+++ Task material +++

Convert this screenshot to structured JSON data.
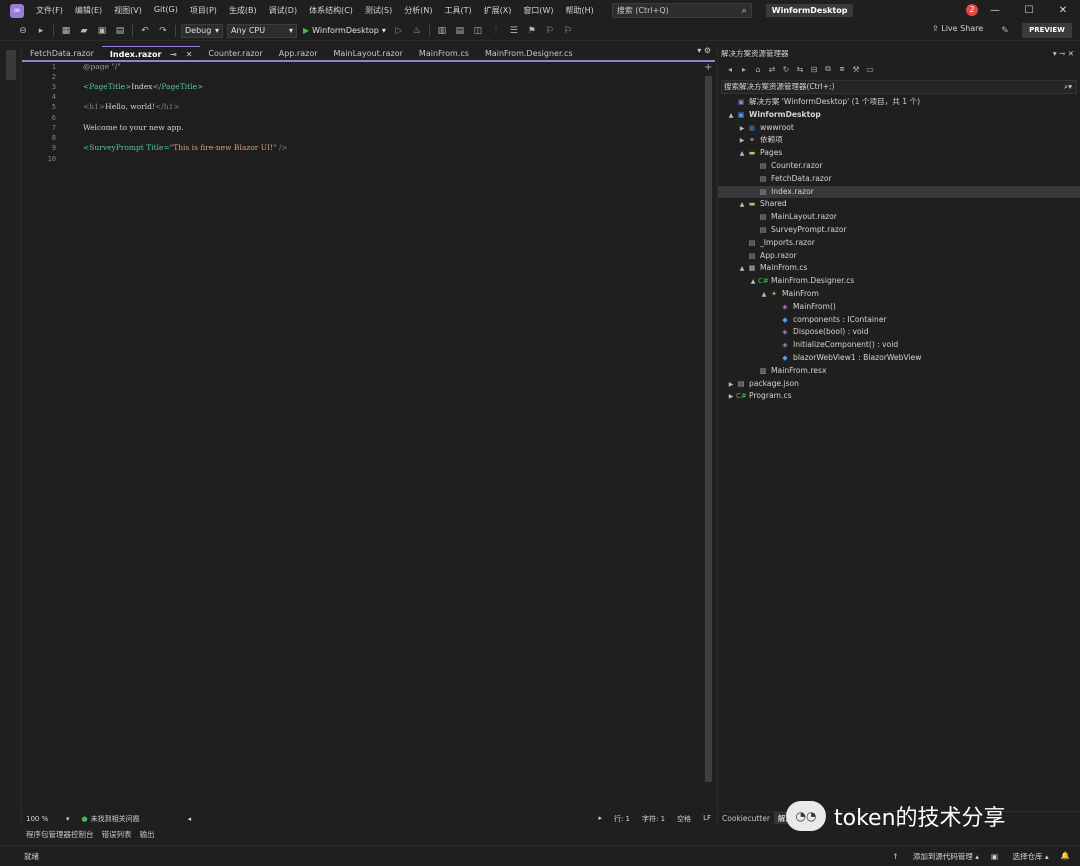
{
  "menu": [
    "文件(F)",
    "编辑(E)",
    "视图(V)",
    "Git(G)",
    "项目(P)",
    "生成(B)",
    "调试(D)",
    "体系结构(C)",
    "测试(S)",
    "分析(N)",
    "工具(T)",
    "扩展(X)",
    "窗口(W)",
    "帮助(H)"
  ],
  "search": {
    "placeholder": "搜索 (Ctrl+Q)"
  },
  "project_name": "WinformDesktop",
  "notification_count": "2",
  "toolbar": {
    "config": "Debug",
    "platform": "Any CPU",
    "run_target": "WinformDesktop",
    "live_share": "Live Share",
    "preview": "PREVIEW"
  },
  "tabs": [
    {
      "label": "FetchData.razor",
      "active": false
    },
    {
      "label": "Index.razor",
      "active": true
    },
    {
      "label": "Counter.razor",
      "active": false
    },
    {
      "label": "App.razor",
      "active": false
    },
    {
      "label": "MainLayout.razor",
      "active": false
    },
    {
      "label": "MainFrom.cs",
      "active": false
    },
    {
      "label": "MainFrom.Designer.cs",
      "active": false
    }
  ],
  "editor": {
    "line_numbers": [
      "1",
      "2",
      "3",
      "4",
      "5",
      "6",
      "7",
      "8",
      "9",
      "10"
    ],
    "lines": {
      "l1_dir": "@page \"/\"",
      "l3_open": "<PageTitle>",
      "l3_text": "Index",
      "l3_close": "</PageTitle>",
      "l5_open": "<h1>",
      "l5_text": "Hello, world!",
      "l5_close": "</h1>",
      "l7_text": "Welcome to your new app.",
      "l9_tag": "<SurveyPrompt",
      "l9_attr": " Title=",
      "l9_str": "\"This is fire-new Blazor UI!\"",
      "l9_end": " />"
    }
  },
  "editor_status": {
    "zoom": "100 %",
    "issues": "未找到相关问题",
    "line": "行: 1",
    "col": "字符: 1",
    "whitespace": "空格",
    "eol": "LF"
  },
  "bottom_tabs": [
    "程序包管理器控制台",
    "错误列表",
    "输出"
  ],
  "solution_explorer": {
    "title": "解决方案资源管理器",
    "search_placeholder": "搜索解决方案资源管理器(Ctrl+;)",
    "tree": [
      {
        "label": "解决方案 'WinformDesktop' (1 个项目，共 1 个)",
        "level": 0,
        "icon": "solution-icon",
        "arrow": ""
      },
      {
        "label": "WinformDesktop",
        "level": 0,
        "icon": "project-icon",
        "arrow": "▲",
        "bold": true
      },
      {
        "label": "wwwroot",
        "level": 1,
        "icon": "globe-icon",
        "arrow": "▶"
      },
      {
        "label": "依赖项",
        "level": 1,
        "icon": "dependencies-icon",
        "arrow": "▶"
      },
      {
        "label": "Pages",
        "level": 1,
        "icon": "folder-icon",
        "arrow": "▲"
      },
      {
        "label": "Counter.razor",
        "level": 2,
        "icon": "razor-file-icon",
        "arrow": ""
      },
      {
        "label": "FetchData.razor",
        "level": 2,
        "icon": "razor-file-icon",
        "arrow": ""
      },
      {
        "label": "Index.razor",
        "level": 2,
        "icon": "razor-file-icon",
        "arrow": "",
        "selected": true
      },
      {
        "label": "Shared",
        "level": 1,
        "icon": "folder-icon",
        "arrow": "▲"
      },
      {
        "label": "MainLayout.razor",
        "level": 2,
        "icon": "razor-file-icon",
        "arrow": ""
      },
      {
        "label": "SurveyPrompt.razor",
        "level": 2,
        "icon": "razor-file-icon",
        "arrow": ""
      },
      {
        "label": "_Imports.razor",
        "level": 1,
        "icon": "razor-file-icon",
        "arrow": ""
      },
      {
        "label": "App.razor",
        "level": 1,
        "icon": "razor-file-icon",
        "arrow": ""
      },
      {
        "label": "MainFrom.cs",
        "level": 1,
        "icon": "form-icon",
        "arrow": "▲"
      },
      {
        "label": "MainFrom.Designer.cs",
        "level": 2,
        "icon": "csharp-file-icon",
        "arrow": "▲"
      },
      {
        "label": "MainFrom",
        "level": 3,
        "icon": "class-icon",
        "arrow": "▲"
      },
      {
        "label": "MainFrom()",
        "level": 4,
        "icon": "method-icon",
        "arrow": ""
      },
      {
        "label": "components : IContainer",
        "level": 4,
        "icon": "field-icon",
        "arrow": ""
      },
      {
        "label": "Dispose(bool) : void",
        "level": 4,
        "icon": "method-icon",
        "arrow": ""
      },
      {
        "label": "InitializeComponent() : void",
        "level": 4,
        "icon": "method-icon",
        "arrow": ""
      },
      {
        "label": "blazorWebView1 : BlazorWebView",
        "level": 4,
        "icon": "field-icon",
        "arrow": ""
      },
      {
        "label": "MainFrom.resx",
        "level": 2,
        "icon": "resx-file-icon",
        "arrow": ""
      },
      {
        "label": "package.json",
        "level": 0,
        "icon": "json-file-icon",
        "arrow": "▶"
      },
      {
        "label": "Program.cs",
        "level": 0,
        "icon": "csharp-file-icon",
        "arrow": "▶"
      }
    ],
    "bottom_tabs": [
      "Cookiecutter",
      "解决方"
    ]
  },
  "status_bar": {
    "ready": "就绪",
    "add_source_control": "添加到源代码管理",
    "select_repo": "选择仓库"
  },
  "watermark": "token的技术分享",
  "colors": {
    "accent": "#9b7dd6",
    "tag": "#4ec9b0",
    "string": "#d69d85",
    "run": "#3fbf4a",
    "notification": "#e5483f"
  }
}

+++

Lines containing the word "true" are to be counted in the listing; state their number alone.

3